WHAT IS ASKED> Copy every line of the data that includes the string "should".

DATA TO PROCESS>
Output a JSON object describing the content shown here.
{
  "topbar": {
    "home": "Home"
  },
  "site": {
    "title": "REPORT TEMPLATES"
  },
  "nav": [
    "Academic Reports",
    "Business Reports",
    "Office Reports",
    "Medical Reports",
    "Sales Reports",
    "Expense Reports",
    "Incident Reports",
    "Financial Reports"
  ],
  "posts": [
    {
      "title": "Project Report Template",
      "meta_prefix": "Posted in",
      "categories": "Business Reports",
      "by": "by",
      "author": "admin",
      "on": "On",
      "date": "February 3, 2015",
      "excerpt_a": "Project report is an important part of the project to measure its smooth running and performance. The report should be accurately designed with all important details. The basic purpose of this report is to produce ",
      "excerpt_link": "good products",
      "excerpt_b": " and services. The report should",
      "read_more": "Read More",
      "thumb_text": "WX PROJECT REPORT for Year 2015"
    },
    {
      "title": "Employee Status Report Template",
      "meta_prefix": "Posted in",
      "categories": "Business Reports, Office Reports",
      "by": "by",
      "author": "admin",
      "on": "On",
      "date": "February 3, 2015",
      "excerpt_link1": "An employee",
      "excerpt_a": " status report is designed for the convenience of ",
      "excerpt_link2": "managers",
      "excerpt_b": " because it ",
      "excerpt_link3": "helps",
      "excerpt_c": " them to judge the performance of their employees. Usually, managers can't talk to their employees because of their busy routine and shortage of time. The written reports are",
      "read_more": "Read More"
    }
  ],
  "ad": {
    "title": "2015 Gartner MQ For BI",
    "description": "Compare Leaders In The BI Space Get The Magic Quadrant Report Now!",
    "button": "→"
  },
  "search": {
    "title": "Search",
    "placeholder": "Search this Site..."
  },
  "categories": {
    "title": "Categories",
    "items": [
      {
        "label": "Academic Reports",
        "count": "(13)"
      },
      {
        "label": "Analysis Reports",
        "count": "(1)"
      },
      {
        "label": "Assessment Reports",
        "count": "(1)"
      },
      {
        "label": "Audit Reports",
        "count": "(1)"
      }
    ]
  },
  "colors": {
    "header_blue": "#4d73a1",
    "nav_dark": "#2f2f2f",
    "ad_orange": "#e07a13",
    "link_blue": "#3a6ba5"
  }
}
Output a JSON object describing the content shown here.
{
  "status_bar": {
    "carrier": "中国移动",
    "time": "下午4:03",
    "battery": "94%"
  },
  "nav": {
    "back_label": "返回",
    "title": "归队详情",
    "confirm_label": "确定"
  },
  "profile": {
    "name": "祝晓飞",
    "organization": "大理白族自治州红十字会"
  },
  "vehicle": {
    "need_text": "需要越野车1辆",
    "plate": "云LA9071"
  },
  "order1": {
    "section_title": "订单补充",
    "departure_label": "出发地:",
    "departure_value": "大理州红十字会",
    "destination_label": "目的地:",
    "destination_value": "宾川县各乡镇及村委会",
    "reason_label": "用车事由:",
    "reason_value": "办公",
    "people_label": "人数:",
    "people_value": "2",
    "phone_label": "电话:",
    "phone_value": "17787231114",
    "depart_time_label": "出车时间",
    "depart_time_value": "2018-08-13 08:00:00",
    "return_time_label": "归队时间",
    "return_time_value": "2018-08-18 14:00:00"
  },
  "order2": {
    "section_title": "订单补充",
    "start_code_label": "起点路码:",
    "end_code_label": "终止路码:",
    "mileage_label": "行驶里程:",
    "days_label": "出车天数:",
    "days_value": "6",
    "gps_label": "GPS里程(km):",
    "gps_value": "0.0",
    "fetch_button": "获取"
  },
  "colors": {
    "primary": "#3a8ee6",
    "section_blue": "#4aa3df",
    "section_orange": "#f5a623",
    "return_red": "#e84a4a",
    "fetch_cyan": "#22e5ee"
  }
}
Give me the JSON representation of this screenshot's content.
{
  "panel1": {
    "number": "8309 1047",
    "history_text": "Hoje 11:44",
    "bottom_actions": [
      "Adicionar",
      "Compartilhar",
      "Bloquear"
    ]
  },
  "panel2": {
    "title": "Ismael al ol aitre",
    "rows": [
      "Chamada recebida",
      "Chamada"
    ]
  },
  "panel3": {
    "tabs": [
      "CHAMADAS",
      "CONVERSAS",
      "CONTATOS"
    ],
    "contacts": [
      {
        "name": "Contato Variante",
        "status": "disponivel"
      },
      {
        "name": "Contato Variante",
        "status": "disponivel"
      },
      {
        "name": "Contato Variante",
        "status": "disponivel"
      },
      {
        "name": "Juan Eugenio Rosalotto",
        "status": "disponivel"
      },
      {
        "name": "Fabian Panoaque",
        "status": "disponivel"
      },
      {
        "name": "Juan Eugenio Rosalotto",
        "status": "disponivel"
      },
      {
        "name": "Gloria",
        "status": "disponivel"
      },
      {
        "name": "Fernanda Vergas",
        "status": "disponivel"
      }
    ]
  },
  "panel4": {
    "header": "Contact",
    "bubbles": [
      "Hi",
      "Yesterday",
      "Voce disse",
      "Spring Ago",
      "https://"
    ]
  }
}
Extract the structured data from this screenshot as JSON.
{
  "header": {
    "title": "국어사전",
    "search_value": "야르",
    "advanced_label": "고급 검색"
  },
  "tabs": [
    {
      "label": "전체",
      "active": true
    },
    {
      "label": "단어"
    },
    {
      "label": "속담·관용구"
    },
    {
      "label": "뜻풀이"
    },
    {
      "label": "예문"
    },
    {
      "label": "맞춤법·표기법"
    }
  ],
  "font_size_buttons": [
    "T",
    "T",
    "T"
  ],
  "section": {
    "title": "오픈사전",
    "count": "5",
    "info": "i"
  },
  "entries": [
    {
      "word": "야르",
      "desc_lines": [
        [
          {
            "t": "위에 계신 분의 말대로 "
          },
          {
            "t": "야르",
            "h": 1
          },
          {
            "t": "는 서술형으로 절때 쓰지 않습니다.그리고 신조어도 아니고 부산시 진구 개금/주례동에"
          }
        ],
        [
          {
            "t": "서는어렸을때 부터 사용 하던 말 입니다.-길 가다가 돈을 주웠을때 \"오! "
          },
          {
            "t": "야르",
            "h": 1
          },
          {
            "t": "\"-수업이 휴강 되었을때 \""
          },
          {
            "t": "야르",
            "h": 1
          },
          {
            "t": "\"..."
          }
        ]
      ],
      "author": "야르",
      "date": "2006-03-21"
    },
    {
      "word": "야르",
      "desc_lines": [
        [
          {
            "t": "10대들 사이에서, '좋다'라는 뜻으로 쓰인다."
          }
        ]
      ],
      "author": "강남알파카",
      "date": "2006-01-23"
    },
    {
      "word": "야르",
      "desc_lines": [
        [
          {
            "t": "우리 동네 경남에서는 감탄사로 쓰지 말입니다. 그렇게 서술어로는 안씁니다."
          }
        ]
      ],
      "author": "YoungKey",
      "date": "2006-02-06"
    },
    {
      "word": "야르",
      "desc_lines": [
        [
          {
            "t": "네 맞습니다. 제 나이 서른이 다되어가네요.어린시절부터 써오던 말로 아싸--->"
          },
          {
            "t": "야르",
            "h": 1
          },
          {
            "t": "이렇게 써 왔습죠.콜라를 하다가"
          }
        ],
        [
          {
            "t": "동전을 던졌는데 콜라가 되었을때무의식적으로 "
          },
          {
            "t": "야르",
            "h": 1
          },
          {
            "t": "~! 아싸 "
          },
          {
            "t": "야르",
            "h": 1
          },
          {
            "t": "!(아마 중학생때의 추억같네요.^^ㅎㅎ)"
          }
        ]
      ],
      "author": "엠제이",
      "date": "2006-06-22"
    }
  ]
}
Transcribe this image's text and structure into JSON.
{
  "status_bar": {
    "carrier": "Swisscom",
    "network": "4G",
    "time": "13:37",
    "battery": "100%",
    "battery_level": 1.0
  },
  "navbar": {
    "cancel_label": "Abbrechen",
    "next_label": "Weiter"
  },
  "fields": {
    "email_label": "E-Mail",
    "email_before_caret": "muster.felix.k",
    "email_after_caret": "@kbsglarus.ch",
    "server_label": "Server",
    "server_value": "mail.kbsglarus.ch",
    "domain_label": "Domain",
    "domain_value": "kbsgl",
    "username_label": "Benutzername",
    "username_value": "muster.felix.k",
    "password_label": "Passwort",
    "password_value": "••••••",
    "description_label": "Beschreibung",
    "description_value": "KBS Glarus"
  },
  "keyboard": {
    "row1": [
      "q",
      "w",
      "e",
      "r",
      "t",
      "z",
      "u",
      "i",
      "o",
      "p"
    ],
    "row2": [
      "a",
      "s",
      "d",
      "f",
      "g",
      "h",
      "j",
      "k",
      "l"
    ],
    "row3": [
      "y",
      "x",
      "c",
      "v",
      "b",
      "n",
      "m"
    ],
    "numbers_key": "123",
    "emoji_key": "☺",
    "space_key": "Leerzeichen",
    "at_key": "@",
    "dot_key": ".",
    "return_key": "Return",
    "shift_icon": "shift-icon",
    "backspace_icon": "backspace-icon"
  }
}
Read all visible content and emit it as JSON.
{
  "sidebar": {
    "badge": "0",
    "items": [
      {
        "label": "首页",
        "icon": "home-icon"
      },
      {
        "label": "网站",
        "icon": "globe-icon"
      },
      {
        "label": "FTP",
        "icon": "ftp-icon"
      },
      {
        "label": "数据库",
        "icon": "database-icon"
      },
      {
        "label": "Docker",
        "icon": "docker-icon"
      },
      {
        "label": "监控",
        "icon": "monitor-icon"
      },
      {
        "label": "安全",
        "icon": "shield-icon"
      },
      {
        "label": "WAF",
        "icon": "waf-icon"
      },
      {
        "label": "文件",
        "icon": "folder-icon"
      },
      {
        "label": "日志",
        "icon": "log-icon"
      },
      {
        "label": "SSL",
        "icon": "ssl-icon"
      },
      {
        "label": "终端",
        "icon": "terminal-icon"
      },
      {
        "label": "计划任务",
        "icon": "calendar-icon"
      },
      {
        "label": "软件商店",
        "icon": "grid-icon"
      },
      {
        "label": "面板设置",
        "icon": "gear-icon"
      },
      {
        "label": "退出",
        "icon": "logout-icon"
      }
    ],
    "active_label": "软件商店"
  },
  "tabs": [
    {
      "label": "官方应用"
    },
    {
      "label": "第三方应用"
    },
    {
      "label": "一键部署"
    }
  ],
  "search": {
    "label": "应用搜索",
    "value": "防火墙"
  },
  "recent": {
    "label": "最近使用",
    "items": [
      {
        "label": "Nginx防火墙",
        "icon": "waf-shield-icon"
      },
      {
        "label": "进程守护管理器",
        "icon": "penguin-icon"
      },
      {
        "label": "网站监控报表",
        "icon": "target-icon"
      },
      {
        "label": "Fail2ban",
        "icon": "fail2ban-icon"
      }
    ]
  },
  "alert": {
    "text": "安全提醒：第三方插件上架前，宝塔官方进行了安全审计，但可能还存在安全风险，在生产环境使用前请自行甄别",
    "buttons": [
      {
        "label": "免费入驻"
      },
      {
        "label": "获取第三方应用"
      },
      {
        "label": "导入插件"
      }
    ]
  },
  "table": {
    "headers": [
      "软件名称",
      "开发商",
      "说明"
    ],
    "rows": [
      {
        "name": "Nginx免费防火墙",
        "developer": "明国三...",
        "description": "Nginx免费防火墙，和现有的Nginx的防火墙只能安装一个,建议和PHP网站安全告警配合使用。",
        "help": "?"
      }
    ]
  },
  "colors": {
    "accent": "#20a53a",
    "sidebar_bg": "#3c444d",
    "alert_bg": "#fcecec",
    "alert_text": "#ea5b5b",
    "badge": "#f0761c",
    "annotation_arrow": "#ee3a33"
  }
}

RESULT>
      "excerpt_a": "Project report is an important part of the project to measure its smooth running and performance. The report should be accurately designed with all important details. The basic purpose of this report is to produce ",
      "excerpt_b": " and services. The report should",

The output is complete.